**TASK TO CARRY OUT**: Identify the lines that contain the string "JSON", then copy each of them.

[Data entries for graphics]
------------------------------------------------
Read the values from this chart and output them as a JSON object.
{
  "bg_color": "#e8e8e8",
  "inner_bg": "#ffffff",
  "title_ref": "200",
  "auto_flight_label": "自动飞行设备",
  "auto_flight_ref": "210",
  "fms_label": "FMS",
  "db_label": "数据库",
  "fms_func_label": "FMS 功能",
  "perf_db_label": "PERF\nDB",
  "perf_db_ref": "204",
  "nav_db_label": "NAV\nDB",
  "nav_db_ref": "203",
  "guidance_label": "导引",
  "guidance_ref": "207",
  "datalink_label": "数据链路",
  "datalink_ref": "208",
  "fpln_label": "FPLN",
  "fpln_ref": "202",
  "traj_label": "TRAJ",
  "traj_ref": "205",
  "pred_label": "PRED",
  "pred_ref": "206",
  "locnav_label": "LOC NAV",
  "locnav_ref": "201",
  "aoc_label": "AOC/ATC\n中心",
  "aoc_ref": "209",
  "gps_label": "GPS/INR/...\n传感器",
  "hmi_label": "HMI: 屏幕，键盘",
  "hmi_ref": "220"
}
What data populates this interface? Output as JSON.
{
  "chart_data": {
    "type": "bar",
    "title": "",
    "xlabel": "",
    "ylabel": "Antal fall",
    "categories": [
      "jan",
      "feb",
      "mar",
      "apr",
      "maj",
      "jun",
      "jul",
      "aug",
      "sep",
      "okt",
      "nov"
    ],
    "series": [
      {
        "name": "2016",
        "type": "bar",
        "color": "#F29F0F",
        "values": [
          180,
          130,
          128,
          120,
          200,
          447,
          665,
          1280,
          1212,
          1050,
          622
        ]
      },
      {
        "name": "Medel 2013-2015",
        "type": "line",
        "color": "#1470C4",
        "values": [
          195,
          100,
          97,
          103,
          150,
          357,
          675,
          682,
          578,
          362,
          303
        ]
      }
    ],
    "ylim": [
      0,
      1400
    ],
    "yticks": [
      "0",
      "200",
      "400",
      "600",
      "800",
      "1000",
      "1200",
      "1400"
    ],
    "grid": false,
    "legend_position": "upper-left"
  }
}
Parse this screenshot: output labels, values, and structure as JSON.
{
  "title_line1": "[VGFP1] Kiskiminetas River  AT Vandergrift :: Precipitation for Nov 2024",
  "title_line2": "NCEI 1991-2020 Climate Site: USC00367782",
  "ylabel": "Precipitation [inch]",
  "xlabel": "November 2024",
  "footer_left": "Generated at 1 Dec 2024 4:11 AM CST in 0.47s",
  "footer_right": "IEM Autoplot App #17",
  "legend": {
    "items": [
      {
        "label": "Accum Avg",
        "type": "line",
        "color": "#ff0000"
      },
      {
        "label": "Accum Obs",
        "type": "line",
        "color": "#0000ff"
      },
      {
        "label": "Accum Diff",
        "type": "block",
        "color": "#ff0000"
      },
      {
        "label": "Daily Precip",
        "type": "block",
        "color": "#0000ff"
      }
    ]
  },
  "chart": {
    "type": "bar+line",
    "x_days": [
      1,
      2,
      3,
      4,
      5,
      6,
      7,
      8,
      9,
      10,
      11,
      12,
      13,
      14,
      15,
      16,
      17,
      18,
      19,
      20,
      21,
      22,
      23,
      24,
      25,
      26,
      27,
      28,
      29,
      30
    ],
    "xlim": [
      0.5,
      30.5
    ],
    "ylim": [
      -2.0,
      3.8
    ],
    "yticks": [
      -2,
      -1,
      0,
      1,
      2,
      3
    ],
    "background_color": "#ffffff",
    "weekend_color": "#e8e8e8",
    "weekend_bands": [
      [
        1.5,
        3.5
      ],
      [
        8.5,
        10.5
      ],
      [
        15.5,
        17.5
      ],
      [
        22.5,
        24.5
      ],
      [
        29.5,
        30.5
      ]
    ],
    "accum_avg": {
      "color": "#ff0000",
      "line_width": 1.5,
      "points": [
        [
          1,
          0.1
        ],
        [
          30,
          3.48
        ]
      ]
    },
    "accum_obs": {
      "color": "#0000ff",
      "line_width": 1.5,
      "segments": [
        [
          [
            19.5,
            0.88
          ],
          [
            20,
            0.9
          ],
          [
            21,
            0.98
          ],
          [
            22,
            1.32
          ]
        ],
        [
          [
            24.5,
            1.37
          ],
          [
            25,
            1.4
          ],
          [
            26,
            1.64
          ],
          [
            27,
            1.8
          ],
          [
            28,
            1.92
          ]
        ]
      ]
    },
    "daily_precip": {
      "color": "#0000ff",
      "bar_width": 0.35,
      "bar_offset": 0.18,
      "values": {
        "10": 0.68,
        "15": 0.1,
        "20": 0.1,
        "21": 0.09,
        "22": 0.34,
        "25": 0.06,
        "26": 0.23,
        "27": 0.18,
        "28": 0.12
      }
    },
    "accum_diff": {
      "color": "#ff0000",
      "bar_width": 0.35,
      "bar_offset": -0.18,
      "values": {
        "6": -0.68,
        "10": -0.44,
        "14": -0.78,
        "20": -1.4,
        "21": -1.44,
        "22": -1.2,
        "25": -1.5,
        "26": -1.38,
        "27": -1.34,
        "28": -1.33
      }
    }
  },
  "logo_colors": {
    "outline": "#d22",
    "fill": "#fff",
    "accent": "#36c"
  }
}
------------------------------------------------
**ANSWER TO THE PROBLEM**:
Read the values from this chart and output them as a JSON object.
What data populates this interface? Output as JSON.
Parse this screenshot: output labels, values, and structure as JSON.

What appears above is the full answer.